| Work required |
Identify and pull out each line of the entries in which "this" occurs.

[Recorded data]

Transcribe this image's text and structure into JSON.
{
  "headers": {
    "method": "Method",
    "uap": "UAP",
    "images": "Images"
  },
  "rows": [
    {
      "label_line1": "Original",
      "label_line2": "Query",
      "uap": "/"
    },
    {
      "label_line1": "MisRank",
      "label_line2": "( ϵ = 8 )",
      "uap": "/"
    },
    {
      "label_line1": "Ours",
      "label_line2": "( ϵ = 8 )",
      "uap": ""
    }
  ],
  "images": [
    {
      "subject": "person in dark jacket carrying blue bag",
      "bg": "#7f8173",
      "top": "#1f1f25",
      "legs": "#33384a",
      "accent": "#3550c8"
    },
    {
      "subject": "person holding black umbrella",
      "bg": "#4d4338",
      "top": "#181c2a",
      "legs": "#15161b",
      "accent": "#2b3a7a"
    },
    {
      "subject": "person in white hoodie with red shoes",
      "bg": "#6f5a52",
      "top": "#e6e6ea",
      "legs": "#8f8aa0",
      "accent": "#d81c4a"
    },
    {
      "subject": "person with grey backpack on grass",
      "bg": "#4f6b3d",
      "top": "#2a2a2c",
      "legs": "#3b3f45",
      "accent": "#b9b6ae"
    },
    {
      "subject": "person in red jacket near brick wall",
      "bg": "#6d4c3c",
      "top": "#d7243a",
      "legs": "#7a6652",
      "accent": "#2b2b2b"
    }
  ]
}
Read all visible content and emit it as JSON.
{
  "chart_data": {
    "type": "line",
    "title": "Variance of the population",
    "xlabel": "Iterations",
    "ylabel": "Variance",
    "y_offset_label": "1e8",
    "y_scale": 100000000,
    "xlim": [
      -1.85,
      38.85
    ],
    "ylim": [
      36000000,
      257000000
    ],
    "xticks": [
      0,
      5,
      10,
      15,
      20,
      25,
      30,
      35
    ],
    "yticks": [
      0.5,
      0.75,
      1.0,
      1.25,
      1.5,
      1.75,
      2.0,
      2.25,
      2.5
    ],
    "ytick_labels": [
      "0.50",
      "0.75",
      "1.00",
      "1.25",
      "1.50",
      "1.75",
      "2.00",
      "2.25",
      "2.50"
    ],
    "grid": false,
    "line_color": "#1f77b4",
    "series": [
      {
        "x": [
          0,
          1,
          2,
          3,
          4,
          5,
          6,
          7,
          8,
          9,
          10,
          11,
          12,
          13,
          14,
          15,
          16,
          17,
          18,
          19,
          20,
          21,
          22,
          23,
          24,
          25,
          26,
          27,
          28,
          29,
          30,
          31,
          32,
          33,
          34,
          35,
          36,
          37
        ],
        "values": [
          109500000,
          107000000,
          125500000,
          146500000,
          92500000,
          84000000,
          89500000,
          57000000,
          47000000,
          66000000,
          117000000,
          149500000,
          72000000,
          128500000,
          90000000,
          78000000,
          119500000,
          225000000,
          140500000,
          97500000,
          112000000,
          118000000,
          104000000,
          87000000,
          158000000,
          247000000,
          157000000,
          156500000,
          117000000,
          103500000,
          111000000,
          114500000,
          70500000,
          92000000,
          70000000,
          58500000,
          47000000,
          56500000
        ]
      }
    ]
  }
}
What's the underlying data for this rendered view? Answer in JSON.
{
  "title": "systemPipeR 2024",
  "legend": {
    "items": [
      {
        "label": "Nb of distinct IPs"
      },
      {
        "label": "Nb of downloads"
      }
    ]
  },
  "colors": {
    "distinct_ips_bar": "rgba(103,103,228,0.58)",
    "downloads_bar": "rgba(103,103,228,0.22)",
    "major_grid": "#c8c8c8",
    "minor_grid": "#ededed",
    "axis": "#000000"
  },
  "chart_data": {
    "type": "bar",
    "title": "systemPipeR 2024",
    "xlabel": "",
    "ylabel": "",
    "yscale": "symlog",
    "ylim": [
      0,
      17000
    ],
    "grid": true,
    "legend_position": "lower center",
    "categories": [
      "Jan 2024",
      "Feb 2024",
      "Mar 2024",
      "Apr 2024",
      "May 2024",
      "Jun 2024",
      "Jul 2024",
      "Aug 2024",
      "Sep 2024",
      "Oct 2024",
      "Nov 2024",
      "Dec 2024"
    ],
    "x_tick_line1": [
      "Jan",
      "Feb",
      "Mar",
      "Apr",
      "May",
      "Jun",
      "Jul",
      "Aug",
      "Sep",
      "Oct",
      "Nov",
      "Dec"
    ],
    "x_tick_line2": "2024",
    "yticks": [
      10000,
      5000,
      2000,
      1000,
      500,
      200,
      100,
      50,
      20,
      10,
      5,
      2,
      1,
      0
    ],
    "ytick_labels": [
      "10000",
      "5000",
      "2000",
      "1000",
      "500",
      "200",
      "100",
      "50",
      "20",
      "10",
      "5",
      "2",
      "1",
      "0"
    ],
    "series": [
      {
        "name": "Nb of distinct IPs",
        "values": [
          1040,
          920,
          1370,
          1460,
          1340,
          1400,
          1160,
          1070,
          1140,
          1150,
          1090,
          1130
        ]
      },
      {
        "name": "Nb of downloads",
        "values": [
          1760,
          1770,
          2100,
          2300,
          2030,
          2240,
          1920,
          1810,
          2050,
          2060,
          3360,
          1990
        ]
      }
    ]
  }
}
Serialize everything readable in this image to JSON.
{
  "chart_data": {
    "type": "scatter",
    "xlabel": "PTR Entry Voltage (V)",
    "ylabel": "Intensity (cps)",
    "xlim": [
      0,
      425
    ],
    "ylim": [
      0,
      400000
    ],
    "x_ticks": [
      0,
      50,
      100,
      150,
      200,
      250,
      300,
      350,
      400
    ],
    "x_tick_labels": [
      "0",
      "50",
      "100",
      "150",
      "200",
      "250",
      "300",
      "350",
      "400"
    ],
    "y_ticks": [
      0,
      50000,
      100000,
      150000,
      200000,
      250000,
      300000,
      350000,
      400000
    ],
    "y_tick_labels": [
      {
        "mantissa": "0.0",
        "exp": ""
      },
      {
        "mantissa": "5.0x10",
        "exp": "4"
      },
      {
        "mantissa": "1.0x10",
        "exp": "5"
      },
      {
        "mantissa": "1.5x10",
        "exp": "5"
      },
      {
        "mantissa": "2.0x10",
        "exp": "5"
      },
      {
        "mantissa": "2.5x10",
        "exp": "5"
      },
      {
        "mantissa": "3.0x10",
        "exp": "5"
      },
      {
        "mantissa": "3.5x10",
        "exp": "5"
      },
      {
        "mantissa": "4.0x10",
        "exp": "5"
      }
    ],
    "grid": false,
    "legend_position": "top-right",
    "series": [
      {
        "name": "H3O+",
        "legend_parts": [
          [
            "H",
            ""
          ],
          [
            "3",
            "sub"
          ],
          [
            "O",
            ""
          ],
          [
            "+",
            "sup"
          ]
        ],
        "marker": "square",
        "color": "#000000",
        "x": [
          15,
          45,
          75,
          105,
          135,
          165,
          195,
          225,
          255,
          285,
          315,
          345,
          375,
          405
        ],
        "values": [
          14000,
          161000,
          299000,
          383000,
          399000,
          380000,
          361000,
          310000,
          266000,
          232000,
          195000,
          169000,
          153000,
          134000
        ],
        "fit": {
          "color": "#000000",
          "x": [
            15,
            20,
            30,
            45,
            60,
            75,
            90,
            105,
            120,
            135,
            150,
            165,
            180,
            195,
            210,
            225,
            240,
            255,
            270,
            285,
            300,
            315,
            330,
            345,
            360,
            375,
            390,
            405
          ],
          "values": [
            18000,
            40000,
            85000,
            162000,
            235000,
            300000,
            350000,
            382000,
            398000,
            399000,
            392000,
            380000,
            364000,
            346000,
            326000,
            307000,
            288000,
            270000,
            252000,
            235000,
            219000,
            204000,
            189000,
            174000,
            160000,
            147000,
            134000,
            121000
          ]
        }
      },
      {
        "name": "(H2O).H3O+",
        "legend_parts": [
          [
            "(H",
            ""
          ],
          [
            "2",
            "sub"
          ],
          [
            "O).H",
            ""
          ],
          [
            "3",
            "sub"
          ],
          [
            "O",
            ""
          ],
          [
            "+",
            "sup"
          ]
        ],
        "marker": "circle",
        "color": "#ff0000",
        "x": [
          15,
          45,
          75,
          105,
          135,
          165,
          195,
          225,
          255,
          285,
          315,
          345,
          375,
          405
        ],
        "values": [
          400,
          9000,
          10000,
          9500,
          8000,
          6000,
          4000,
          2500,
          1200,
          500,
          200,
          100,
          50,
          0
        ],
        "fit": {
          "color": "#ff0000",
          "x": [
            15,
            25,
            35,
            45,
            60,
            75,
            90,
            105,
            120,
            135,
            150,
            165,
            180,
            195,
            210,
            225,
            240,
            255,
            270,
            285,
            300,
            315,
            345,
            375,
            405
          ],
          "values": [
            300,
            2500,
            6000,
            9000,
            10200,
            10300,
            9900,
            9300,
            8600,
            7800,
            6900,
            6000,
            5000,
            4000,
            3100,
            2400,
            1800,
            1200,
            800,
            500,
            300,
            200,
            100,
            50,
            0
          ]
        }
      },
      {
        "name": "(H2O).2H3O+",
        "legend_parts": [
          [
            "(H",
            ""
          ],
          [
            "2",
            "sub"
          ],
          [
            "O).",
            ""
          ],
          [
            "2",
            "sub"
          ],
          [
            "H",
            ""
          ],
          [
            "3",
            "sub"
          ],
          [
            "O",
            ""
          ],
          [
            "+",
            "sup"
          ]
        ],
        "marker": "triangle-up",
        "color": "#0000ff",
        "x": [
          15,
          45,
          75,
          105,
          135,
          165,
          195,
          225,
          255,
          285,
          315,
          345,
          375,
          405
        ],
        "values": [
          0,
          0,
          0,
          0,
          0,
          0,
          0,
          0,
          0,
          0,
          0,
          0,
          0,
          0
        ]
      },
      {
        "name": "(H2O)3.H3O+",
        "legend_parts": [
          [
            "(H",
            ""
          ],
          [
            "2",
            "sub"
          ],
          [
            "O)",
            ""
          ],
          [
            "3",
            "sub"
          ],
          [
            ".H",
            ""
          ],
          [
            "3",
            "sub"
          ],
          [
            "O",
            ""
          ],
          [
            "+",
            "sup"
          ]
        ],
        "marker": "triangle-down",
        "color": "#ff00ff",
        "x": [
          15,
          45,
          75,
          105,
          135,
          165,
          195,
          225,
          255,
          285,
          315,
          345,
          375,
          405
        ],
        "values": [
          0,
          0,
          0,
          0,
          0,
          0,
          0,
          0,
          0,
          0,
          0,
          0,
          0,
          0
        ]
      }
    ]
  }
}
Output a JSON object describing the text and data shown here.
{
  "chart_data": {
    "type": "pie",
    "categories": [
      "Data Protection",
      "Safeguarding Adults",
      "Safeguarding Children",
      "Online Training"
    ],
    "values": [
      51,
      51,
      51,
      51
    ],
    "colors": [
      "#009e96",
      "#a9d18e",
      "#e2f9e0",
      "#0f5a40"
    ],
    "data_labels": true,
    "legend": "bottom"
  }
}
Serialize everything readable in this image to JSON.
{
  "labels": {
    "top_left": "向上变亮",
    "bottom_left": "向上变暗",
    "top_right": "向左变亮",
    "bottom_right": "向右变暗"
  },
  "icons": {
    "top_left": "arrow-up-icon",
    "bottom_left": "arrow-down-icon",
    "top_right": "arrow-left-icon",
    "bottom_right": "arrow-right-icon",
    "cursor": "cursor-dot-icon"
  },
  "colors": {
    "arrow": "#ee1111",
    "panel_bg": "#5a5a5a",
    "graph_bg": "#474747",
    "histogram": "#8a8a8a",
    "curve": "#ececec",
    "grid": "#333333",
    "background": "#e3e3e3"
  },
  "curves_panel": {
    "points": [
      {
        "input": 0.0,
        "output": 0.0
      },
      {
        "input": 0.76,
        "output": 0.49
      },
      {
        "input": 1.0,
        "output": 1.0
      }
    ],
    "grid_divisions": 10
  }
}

| Result of the task |
Transcribe this image's text and structure into JSON.
What's the underlying data for this rendered view? Answer in JSON.
Serialize everything readable in this image to JSON.
Serialize everything readable in this image to JSON.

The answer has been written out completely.